### Work instructions
Provide the records once more, identical to the original.
· · · · · · ·
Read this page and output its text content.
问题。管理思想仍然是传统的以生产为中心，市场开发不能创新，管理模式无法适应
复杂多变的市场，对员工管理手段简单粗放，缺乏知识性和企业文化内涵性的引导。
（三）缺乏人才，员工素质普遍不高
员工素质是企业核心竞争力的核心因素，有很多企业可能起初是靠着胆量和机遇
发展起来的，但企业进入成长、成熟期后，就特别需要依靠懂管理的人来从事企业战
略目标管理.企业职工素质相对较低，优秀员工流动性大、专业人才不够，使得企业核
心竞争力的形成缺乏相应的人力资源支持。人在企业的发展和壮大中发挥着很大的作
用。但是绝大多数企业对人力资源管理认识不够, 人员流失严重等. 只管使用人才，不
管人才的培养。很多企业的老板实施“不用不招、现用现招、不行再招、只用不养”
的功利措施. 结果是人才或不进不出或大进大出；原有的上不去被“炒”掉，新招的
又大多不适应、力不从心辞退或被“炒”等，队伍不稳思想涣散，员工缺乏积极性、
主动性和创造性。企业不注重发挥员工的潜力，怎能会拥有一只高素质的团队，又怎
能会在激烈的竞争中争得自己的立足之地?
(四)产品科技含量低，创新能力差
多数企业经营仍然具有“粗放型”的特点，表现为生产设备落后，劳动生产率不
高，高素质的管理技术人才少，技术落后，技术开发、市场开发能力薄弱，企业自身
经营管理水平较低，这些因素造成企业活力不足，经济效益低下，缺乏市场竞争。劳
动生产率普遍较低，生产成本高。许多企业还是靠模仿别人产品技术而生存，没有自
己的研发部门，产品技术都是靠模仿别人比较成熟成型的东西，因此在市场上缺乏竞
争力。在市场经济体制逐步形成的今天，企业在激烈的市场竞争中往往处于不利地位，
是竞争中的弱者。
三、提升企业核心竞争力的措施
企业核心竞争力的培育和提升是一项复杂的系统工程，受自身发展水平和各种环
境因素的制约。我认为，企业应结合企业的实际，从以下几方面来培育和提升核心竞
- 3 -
· · · · · · ·
### Answer in full
Read this page and output its text content.
问题。管理思想仍然是传统的以生产为中心，市场开发不能创新，管理模式无法适应
复杂多变的市场，对员工管理手段简单粗放，缺乏知识性和企业文化内涵性的引导。
（三）缺乏人才，员工素质普遍不高
员工素质是企业核心竞争力的核心因素，有很多企业可能起初是靠着胆量和机遇
发展起来的，但企业进入成长、成熟期后，就特别需要依靠懂管理的人来从事企业战
略目标管理.企业职工素质相对较低，优秀员工流动性大、专业人才不够，使得企业核
心竞争力的形成缺乏相应的人力资源支持。人在企业的发展和壮大中发挥着很大的作
用。但是绝大多数企业对人力资源管理认识不够, 人员流失严重等. 只管使用人才，不
管人才的培养。很多企业的老板实施“不用不招、现用现招、不行再招、只用不养”
的功利措施. 结果是人才或不进不出或大进大出；原有的上不去被“炒”掉，新招的
又大多不适应、力不从心辞退或被“炒”等，队伍不稳思想涣散，员工缺乏积极性、
主动性和创造性。企业不注重发挥员工的潜力，怎能会拥有一只高素质的团队，又怎
能会在激烈的竞争中争得自己的立足之地?
(四)产品科技含量低，创新能力差
多数企业经营仍然具有“粗放型”的特点，表现为生产设备落后，劳动生产率不
高，高素质的管理技术人才少，技术落后，技术开发、市场开发能力薄弱，企业自身
经营管理水平较低，这些因素造成企业活力不足，经济效益低下，缺乏市场竞争。劳
动生产率普遍较低，生产成本高。许多企业还是靠模仿别人产品技术而生存，没有自
己的研发部门，产品技术都是靠模仿别人比较成熟成型的东西，因此在市场上缺乏竞
争力。在市场经济体制逐步形成的今天，企业在激烈的市场竞争中往往处于不利地位，
是竞争中的弱者。
三、提升企业核心竞争力的措施
企业核心竞争力的培育和提升是一项复杂的系统工程，受自身发展水平和各种环
境因素的制约。我认为，企业应结合企业的实际，从以下几方面来培育和提升核心竞
- 3 -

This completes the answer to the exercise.